Work to do
Exactly reproduce each entry, leaving out nothing.

** START Given data **

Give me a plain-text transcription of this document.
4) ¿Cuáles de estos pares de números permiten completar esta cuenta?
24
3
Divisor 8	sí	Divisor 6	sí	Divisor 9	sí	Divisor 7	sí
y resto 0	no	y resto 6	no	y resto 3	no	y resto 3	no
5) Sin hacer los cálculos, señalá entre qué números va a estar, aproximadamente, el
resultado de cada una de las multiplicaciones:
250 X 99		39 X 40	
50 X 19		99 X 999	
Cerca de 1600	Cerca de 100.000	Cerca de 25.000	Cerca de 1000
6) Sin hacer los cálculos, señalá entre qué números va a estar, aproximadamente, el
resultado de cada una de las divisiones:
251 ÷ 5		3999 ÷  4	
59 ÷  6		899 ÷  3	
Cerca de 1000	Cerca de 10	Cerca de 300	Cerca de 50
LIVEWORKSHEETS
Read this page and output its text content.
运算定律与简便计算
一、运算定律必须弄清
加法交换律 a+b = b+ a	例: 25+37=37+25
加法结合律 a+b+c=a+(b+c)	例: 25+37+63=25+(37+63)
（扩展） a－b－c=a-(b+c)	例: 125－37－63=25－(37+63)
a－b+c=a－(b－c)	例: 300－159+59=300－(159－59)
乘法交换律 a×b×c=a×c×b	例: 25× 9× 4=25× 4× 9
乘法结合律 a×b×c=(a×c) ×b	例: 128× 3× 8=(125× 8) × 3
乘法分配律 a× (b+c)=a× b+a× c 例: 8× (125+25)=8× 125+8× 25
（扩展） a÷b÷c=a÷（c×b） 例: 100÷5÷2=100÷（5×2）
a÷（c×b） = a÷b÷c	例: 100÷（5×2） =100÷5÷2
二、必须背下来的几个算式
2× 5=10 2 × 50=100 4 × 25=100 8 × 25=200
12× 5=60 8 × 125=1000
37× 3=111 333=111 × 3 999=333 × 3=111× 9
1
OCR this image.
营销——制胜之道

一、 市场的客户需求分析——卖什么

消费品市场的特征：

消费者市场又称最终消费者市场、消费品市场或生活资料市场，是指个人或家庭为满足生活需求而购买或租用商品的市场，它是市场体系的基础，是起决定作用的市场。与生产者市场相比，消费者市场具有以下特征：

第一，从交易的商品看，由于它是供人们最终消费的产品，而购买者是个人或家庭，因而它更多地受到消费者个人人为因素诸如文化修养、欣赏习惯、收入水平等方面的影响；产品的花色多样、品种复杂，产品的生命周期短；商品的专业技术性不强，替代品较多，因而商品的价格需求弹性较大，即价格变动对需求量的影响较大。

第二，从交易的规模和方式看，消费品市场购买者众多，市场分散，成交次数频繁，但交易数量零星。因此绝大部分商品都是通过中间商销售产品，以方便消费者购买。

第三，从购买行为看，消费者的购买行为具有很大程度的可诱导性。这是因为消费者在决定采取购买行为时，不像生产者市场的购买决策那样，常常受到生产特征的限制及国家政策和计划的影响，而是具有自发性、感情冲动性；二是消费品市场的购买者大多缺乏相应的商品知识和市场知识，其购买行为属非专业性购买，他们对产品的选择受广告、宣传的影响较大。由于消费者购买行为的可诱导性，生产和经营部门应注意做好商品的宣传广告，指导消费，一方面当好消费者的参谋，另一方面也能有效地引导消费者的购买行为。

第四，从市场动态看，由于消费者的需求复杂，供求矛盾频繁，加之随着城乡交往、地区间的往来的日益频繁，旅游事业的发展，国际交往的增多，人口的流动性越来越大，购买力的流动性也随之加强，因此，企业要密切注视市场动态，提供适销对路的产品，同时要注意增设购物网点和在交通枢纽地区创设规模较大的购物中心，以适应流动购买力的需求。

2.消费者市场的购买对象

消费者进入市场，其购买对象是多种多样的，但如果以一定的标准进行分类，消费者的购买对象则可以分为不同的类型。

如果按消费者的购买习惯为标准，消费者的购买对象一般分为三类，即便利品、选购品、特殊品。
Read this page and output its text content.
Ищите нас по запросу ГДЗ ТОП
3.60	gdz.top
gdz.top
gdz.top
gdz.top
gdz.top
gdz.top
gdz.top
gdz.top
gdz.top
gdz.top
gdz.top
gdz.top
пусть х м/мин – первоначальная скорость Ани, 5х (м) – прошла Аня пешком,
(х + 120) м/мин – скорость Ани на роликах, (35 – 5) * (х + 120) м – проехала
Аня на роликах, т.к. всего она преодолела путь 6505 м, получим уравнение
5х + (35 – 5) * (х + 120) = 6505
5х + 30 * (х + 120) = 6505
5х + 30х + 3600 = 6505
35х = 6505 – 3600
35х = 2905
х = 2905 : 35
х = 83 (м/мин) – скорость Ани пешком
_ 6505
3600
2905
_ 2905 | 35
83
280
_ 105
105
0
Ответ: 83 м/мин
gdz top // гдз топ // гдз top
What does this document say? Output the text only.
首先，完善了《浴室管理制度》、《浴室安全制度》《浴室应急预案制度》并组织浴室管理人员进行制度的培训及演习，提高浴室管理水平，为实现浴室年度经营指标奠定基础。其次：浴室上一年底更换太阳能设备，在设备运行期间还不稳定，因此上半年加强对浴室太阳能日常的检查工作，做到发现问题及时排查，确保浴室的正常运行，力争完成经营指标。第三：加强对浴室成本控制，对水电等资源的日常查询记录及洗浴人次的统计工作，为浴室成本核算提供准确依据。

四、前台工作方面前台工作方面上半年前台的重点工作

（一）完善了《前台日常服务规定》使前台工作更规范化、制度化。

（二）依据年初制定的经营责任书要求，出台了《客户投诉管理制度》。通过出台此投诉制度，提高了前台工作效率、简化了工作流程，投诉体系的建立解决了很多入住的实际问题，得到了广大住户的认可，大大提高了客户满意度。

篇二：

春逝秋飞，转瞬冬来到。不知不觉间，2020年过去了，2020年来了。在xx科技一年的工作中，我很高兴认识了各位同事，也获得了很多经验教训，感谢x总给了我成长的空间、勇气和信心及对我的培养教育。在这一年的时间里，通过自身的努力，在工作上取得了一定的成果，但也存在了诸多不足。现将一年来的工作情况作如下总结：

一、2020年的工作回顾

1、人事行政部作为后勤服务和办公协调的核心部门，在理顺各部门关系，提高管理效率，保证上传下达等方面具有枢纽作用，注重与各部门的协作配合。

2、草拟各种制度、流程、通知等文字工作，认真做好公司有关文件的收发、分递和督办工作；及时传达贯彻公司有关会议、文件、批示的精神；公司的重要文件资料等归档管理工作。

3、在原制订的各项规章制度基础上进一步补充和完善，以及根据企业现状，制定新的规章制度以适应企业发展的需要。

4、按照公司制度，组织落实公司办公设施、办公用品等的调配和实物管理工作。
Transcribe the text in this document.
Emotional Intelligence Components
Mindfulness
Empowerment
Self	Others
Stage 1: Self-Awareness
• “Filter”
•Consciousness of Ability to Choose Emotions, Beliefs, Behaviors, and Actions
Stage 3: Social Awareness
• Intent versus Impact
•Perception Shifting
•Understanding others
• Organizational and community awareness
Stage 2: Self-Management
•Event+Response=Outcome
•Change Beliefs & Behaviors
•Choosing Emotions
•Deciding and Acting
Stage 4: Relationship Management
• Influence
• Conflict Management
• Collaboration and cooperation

** END Given data **

The answer
Give me a plain-text transcription of this document.
4) ¿Cuáles de estos pares de números permiten completar esta cuenta?
24
3
Divisor 8	sí	Divisor 6	sí	Divisor 9	sí	Divisor 7	sí
y resto 0	no	y resto 6	no	y resto 3	no	y resto 3	no
5) Sin hacer los cálculos, señalá entre qué números va a estar, aproximadamente, el
resultado de cada una de las multiplicaciones:
250 X 99		39 X 40	
50 X 19		99 X 999	
Cerca de 1600	Cerca de 100.000	Cerca de 25.000	Cerca de 1000
6) Sin hacer los cálculos, señalá entre qué números va a estar, aproximadamente, el
resultado de cada una de las divisiones:
251 ÷ 5		3999 ÷  4	
59 ÷  6		899 ÷  3	
Cerca de 1000	Cerca de 10	Cerca de 300	Cerca de 50
LIVEWORKSHEETS
Read this page and output its text content.
运算定律与简便计算
一、运算定律必须弄清
加法交换律 a+b = b+ a	例: 25+37=37+25
加法结合律 a+b+c=a+(b+c)	例: 25+37+63=25+(37+63)
（扩展） a－b－c=a-(b+c)	例: 125－37－63=25－(37+63)
a－b+c=a－(b－c)	例: 300－159+59=300－(159－59)
乘法交换律 a×b×c=a×c×b	例: 25× 9× 4=25× 4× 9
乘法结合律 a×b×c=(a×c) ×b	例: 128× 3× 8=(125× 8) × 3
乘法分配律 a× (b+c)=a× b+a× c 例: 8× (125+25)=8× 125+8× 25
（扩展） a÷b÷c=a÷（c×b） 例: 100÷5÷2=100÷（5×2）
a÷（c×b） = a÷b÷c	例: 100÷（5×2） =100÷5÷2
二、必须背下来的几个算式
2× 5=10 2 × 50=100 4 × 25=100 8 × 25=200
12× 5=60 8 × 125=1000
37× 3=111 333=111 × 3 999=333 × 3=111× 9
1
OCR this image.
营销——制胜之道

一、 市场的客户需求分析——卖什么

消费品市场的特征：

消费者市场又称最终消费者市场、消费品市场或生活资料市场，是指个人或家庭为满足生活需求而购买或租用商品的市场，它是市场体系的基础，是起决定作用的市场。与生产者市场相比，消费者市场具有以下特征：

第一，从交易的商品看，由于它是供人们最终消费的产品，而购买者是个人或家庭，因而它更多地受到消费者个人人为因素诸如文化修养、欣赏习惯、收入水平等方面的影响；产品的花色多样、品种复杂，产品的生命周期短；商品的专业技术性不强，替代品较多，因而商品的价格需求弹性较大，即价格变动对需求量的影响较大。

第二，从交易的规模和方式看，消费品市场购买者众多，市场分散，成交次数频繁，但交易数量零星。因此绝大部分商品都是通过中间商销售产品，以方便消费者购买。

第三，从购买行为看，消费者的购买行为具有很大程度的可诱导性。这是因为消费者在决定采取购买行为时，不像生产者市场的购买决策那样，常常受到生产特征的限制及国家政策和计划的影响，而是具有自发性、感情冲动性；二是消费品市场的购买者大多缺乏相应的商品知识和市场知识，其购买行为属非专业性购买，他们对产品的选择受广告、宣传的影响较大。由于消费者购买行为的可诱导性，生产和经营部门应注意做好商品的宣传广告，指导消费，一方面当好消费者的参谋，另一方面也能有效地引导消费者的购买行为。

第四，从市场动态看，由于消费者的需求复杂，供求矛盾频繁，加之随着城乡交往、地区间的往来的日益频繁，旅游事业的发展，国际交往的增多，人口的流动性越来越大，购买力的流动性也随之加强，因此，企业要密切注视市场动态，提供适销对路的产品，同时要注意增设购物网点和在交通枢纽地区创设规模较大的购物中心，以适应流动购买力的需求。

2.消费者市场的购买对象

消费者进入市场，其购买对象是多种多样的，但如果以一定的标准进行分类，消费者的购买对象则可以分为不同的类型。

如果按消费者的购买习惯为标准，消费者的购买对象一般分为三类，即便利品、选购品、特殊品。
Read this page and output its text content.
Ищите нас по запросу ГДЗ ТОП
3.60	gdz.top
gdz.top
gdz.top
gdz.top
gdz.top
gdz.top
gdz.top
gdz.top
gdz.top
gdz.top
gdz.top
gdz.top
пусть х м/мин – первоначальная скорость Ани, 5х (м) – прошла Аня пешком,
(х + 120) м/мин – скорость Ани на роликах, (35 – 5) * (х + 120) м – проехала
Аня на роликах, т.к. всего она преодолела путь 6505 м, получим уравнение
5х + (35 – 5) * (х + 120) = 6505
5х + 30 * (х + 120) = 6505
5х + 30х + 3600 = 6505
35х = 6505 – 3600
35х = 2905
х = 2905 : 35
х = 83 (м/мин) – скорость Ани пешком
_ 6505
3600
2905
_ 2905 | 35
83
280
_ 105
105
0
Ответ: 83 м/мин
gdz top // гдз топ // гдз top
What does this document say? Output the text only.
首先，完善了《浴室管理制度》、《浴室安全制度》《浴室应急预案制度》并组织浴室管理人员进行制度的培训及演习，提高浴室管理水平，为实现浴室年度经营指标奠定基础。其次：浴室上一年底更换太阳能设备，在设备运行期间还不稳定，因此上半年加强对浴室太阳能日常的检查工作，做到发现问题及时排查，确保浴室的正常运行，力争完成经营指标。第三：加强对浴室成本控制，对水电等资源的日常查询记录及洗浴人次的统计工作，为浴室成本核算提供准确依据。

四、前台工作方面前台工作方面上半年前台的重点工作

（一）完善了《前台日常服务规定》使前台工作更规范化、制度化。

（二）依据年初制定的经营责任书要求，出台了《客户投诉管理制度》。通过出台此投诉制度，提高了前台工作效率、简化了工作流程，投诉体系的建立解决了很多入住的实际问题，得到了广大住户的认可，大大提高了客户满意度。

篇二：

春逝秋飞，转瞬冬来到。不知不觉间，2020年过去了，2020年来了。在xx科技一年的工作中，我很高兴认识了各位同事，也获得了很多经验教训，感谢x总给了我成长的空间、勇气和信心及对我的培养教育。在这一年的时间里，通过自身的努力，在工作上取得了一定的成果，但也存在了诸多不足。现将一年来的工作情况作如下总结：

一、2020年的工作回顾

1、人事行政部作为后勤服务和办公协调的核心部门，在理顺各部门关系，提高管理效率，保证上传下达等方面具有枢纽作用，注重与各部门的协作配合。

2、草拟各种制度、流程、通知等文字工作，认真做好公司有关文件的收发、分递和督办工作；及时传达贯彻公司有关会议、文件、批示的精神；公司的重要文件资料等归档管理工作。

3、在原制订的各项规章制度基础上进一步补充和完善，以及根据企业现状，制定新的规章制度以适应企业发展的需要。

4、按照公司制度，组织落实公司办公设施、办公用品等的调配和实物管理工作。
Transcribe the text in this document.
Emotional Intelligence Components
Mindfulness
Empowerment
Self	Others
Stage 1: Self-Awareness
• “Filter”
•Consciousness of Ability to Choose Emotions, Beliefs, Behaviors, and Actions
Stage 3: Social Awareness
• Intent versus Impact
•Perception Shifting
•Understanding others
• Organizational and community awareness
Stage 2: Self-Management
•Event+Response=Outcome
•Change Beliefs & Behaviors
•Choosing Emotions
•Deciding and Acting
Stage 4: Relationship Management
• Influence
• Conflict Management
• Collaboration and cooperation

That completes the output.